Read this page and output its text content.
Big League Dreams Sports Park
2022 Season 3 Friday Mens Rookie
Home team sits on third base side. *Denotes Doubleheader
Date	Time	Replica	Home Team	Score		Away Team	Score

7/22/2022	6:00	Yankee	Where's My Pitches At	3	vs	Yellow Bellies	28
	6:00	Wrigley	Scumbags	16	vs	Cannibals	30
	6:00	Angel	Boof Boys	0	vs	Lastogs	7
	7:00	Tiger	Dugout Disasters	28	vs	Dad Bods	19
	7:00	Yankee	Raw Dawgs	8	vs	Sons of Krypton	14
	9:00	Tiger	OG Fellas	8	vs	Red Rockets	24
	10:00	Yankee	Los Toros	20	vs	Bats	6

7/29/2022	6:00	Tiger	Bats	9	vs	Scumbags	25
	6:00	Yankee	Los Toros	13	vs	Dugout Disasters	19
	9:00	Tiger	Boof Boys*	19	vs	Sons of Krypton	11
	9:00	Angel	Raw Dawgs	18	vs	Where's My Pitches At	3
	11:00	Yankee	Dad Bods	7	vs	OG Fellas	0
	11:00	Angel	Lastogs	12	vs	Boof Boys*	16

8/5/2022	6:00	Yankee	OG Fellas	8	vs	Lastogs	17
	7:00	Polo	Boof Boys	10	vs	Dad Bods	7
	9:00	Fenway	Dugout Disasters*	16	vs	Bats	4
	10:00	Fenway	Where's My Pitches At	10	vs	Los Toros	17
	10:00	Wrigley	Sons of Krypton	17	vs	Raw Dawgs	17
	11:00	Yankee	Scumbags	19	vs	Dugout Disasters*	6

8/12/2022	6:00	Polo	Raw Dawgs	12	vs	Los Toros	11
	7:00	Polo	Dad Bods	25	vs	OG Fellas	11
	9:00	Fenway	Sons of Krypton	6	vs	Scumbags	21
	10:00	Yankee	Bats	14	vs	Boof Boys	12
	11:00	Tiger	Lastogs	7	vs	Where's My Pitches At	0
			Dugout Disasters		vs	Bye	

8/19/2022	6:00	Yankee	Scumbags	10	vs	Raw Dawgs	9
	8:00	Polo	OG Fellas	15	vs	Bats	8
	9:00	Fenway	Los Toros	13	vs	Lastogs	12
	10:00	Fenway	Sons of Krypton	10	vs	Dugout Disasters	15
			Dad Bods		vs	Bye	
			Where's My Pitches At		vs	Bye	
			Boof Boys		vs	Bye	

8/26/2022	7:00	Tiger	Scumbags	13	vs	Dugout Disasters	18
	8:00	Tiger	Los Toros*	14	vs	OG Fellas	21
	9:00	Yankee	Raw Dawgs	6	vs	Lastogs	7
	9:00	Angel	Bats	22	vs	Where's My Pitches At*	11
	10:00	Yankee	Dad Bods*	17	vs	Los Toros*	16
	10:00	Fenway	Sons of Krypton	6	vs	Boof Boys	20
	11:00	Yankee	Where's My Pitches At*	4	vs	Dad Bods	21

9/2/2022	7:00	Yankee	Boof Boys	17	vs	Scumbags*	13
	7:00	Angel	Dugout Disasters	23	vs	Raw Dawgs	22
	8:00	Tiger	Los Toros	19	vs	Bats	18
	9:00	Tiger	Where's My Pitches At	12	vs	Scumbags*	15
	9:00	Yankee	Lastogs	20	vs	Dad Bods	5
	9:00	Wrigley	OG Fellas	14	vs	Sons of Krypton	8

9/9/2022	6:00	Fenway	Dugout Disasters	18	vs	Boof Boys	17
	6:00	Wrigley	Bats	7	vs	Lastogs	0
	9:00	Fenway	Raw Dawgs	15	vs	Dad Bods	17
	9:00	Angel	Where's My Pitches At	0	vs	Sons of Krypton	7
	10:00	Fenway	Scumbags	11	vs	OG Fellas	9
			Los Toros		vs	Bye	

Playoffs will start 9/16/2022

» **EXERCISE PROMPT**:
Copy out each record exactly as given, omitting none.

» **CORRECT RESULT**:
Read this page and output its text content.
Big League Dreams Sports Park
2022 Season 3 Friday Mens Rookie
Home team sits on third base side. *Denotes Doubleheader
Date	Time	Replica	Home Team	Score		Away Team	Score

7/22/2022	6:00	Yankee	Where's My Pitches At	3	vs	Yellow Bellies	28
	6:00	Wrigley	Scumbags	16	vs	Cannibals	30
	6:00	Angel	Boof Boys	0	vs	Lastogs	7
	7:00	Tiger	Dugout Disasters	28	vs	Dad Bods	19
	7:00	Yankee	Raw Dawgs	8	vs	Sons of Krypton	14
	9:00	Tiger	OG Fellas	8	vs	Red Rockets	24
	10:00	Yankee	Los Toros	20	vs	Bats	6

7/29/2022	6:00	Tiger	Bats	9	vs	Scumbags	25
	6:00	Yankee	Los Toros	13	vs	Dugout Disasters	19
	9:00	Tiger	Boof Boys*	19	vs	Sons of Krypton	11
	9:00	Angel	Raw Dawgs	18	vs	Where's My Pitches At	3
	11:00	Yankee	Dad Bods	7	vs	OG Fellas	0
	11:00	Angel	Lastogs	12	vs	Boof Boys*	16

8/5/2022	6:00	Yankee	OG Fellas	8	vs	Lastogs	17
	7:00	Polo	Boof Boys	10	vs	Dad Bods	7
	9:00	Fenway	Dugout Disasters*	16	vs	Bats	4
	10:00	Fenway	Where's My Pitches At	10	vs	Los Toros	17
	10:00	Wrigley	Sons of Krypton	17	vs	Raw Dawgs	17
	11:00	Yankee	Scumbags	19	vs	Dugout Disasters*	6

8/12/2022	6:00	Polo	Raw Dawgs	12	vs	Los Toros	11
	7:00	Polo	Dad Bods	25	vs	OG Fellas	11
	9:00	Fenway	Sons of Krypton	6	vs	Scumbags	21
	10:00	Yankee	Bats	14	vs	Boof Boys	12
	11:00	Tiger	Lastogs	7	vs	Where's My Pitches At	0
			Dugout Disasters		vs	Bye	

8/19/2022	6:00	Yankee	Scumbags	10	vs	Raw Dawgs	9
	8:00	Polo	OG Fellas	15	vs	Bats	8
	9:00	Fenway	Los Toros	13	vs	Lastogs	12
	10:00	Fenway	Sons of Krypton	10	vs	Dugout Disasters	15
			Dad Bods		vs	Bye	
			Where's My Pitches At		vs	Bye	
			Boof Boys		vs	Bye	

8/26/2022	7:00	Tiger	Scumbags	13	vs	Dugout Disasters	18
	8:00	Tiger	Los Toros*	14	vs	OG Fellas	21
	9:00	Yankee	Raw Dawgs	6	vs	Lastogs	7
	9:00	Angel	Bats	22	vs	Where's My Pitches At*	11
	10:00	Yankee	Dad Bods*	17	vs	Los Toros*	16
	10:00	Fenway	Sons of Krypton	6	vs	Boof Boys	20
	11:00	Yankee	Where's My Pitches At*	4	vs	Dad Bods	21

9/2/2022	7:00	Yankee	Boof Boys	17	vs	Scumbags*	13
	7:00	Angel	Dugout Disasters	23	vs	Raw Dawgs	22
	8:00	Tiger	Los Toros	19	vs	Bats	18
	9:00	Tiger	Where's My Pitches At	12	vs	Scumbags*	15
	9:00	Yankee	Lastogs	20	vs	Dad Bods	5
	9:00	Wrigley	OG Fellas	14	vs	Sons of Krypton	8

9/9/2022	6:00	Fenway	Dugout Disasters	18	vs	Boof Boys	17
	6:00	Wrigley	Bats	7	vs	Lastogs	0
	9:00	Fenway	Raw Dawgs	15	vs	Dad Bods	17
	9:00	Angel	Where's My Pitches At	0	vs	Sons of Krypton	7
	10:00	Fenway	Scumbags	11	vs	OG Fellas	9
			Los Toros		vs	Bye	

Playoffs will start 9/16/2022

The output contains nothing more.